Task => Copy the entries below exactly. Images do not belong in the copy.

Recorded information =>
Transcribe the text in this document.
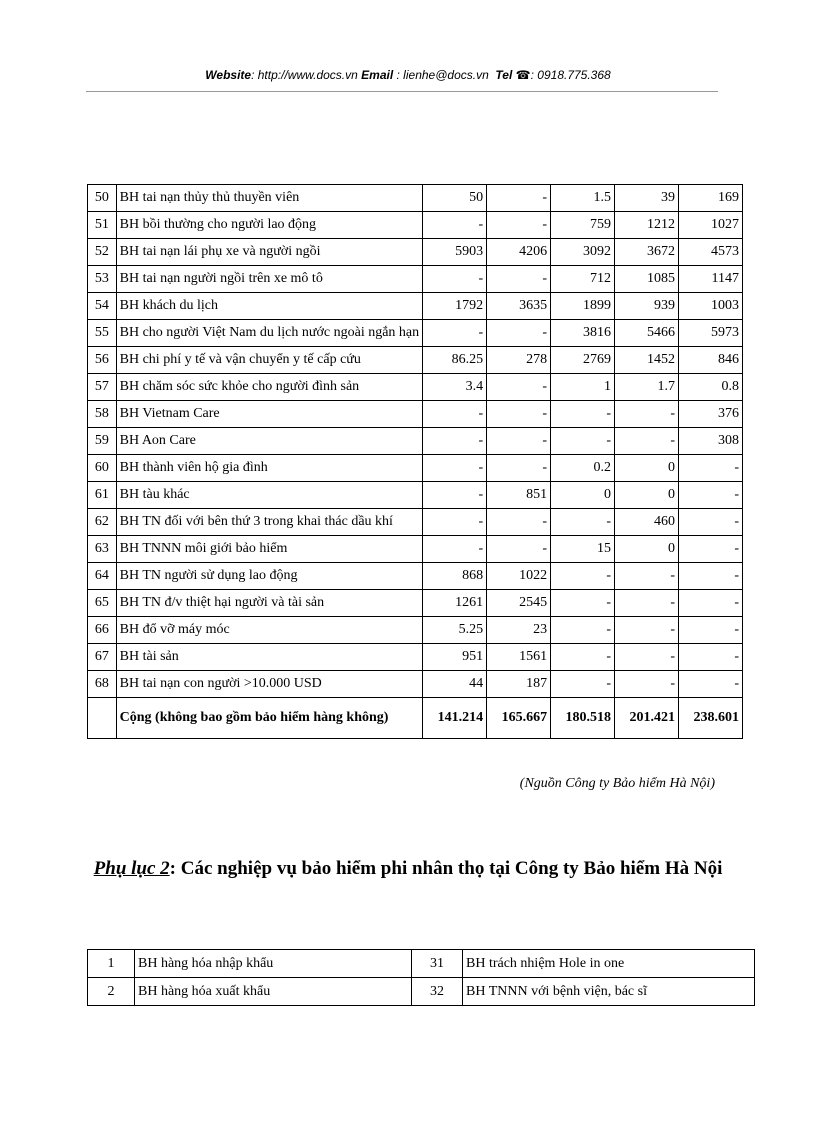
Website: http://www.docs.vn Email : lienhe@docs.vn Tel ☎: 0918.775.368
50	BH tai nạn thủy thủ thuyền viên	50	-	1.5	39	169
51	BH bồi thường cho người lao động	-	-	759	1212	1027
52	BH tai nạn lái phụ xe và người ngồi	5903	4206	3092	3672	4573
53	BH tai nạn người ngồi trên xe mô tô	-	-	712	1085	1147
54	BH khách du lịch	1792	3635	1899	939	1003
55	BH cho người Việt Nam du lịch nước ngoài ngắn hạn	-	-	3816	5466	5973
56	BH chi phí y tế và vận chuyển y tế cấp cứu	86.25	278	2769	1452	846
57	BH chăm sóc sức khỏe cho người đình sản	3.4	-	1	1.7	0.8
58	BH Vietnam Care	-	-	-	-	376
59	BH Aon Care	-	-	-	-	308
60	BH thành viên hộ gia đình	-	-	0.2	0	-
61	BH tàu khác	-	851	0	0	-
62	BH TN đối với bên thứ 3 trong khai thác dầu khí	-	-	-	460	-
63	BH TNNN môi giới bảo hiểm	-	-	15	0	-
64	BH TN người sử dụng lao động	868	1022	-	-	-
65	BH TN đ/v thiệt hại người và tài sản	1261	2545	-	-	-
66	BH đổ vỡ máy móc	5.25	23	-	-	-
67	BH tài sản	951	1561	-	-	-
68	BH tai nạn con người >10.000 USD	44	187	-	-	-
	Cộng (không bao gồm bảo hiểm hàng không)	141.214	165.667	180.518	201.421	238.601
(Nguồn Công ty Bảo hiểm Hà Nội)
Phụ lục 2: Các nghiệp vụ bảo hiểm phi nhân thọ tại Công ty Bảo hiểm Hà Nội
1	BH hàng hóa nhập khẩu	31	BH trách nhiệm Hole in one
2	BH hàng hóa xuất khẩu	32	BH TNNN với bệnh viện, bác sĩ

Correct answer =>
Transcribe the text in this document.
Website: http://www.docs.vn Email : lienhe@docs.vn Tel ☎: 0918.775.368
50	BH tai nạn thủy thủ thuyền viên	50	-	1.5	39	169
51	BH bồi thường cho người lao động	-	-	759	1212	1027
52	BH tai nạn lái phụ xe và người ngồi	5903	4206	3092	3672	4573
53	BH tai nạn người ngồi trên xe mô tô	-	-	712	1085	1147
54	BH khách du lịch	1792	3635	1899	939	1003
55	BH cho người Việt Nam du lịch nước ngoài ngắn hạn	-	-	3816	5466	5973
56	BH chi phí y tế và vận chuyển y tế cấp cứu	86.25	278	2769	1452	846
57	BH chăm sóc sức khỏe cho người đình sản	3.4	-	1	1.7	0.8
58	BH Vietnam Care	-	-	-	-	376
59	BH Aon Care	-	-	-	-	308
60	BH thành viên hộ gia đình	-	-	0.2	0	-
61	BH tàu khác	-	851	0	0	-
62	BH TN đối với bên thứ 3 trong khai thác dầu khí	-	-	-	460	-
63	BH TNNN môi giới bảo hiểm	-	-	15	0	-
64	BH TN người sử dụng lao động	868	1022	-	-	-
65	BH TN đ/v thiệt hại người và tài sản	1261	2545	-	-	-
66	BH đổ vỡ máy móc	5.25	23	-	-	-
67	BH tài sản	951	1561	-	-	-
68	BH tai nạn con người >10.000 USD	44	187	-	-	-
	Cộng (không bao gồm bảo hiểm hàng không)	141.214	165.667	180.518	201.421	238.601
(Nguồn Công ty Bảo hiểm Hà Nội)
Phụ lục 2: Các nghiệp vụ bảo hiểm phi nhân thọ tại Công ty Bảo hiểm Hà Nội
1	BH hàng hóa nhập khẩu	31	BH trách nhiệm Hole in one
2	BH hàng hóa xuất khẩu	32	BH TNNN với bệnh viện, bác sĩ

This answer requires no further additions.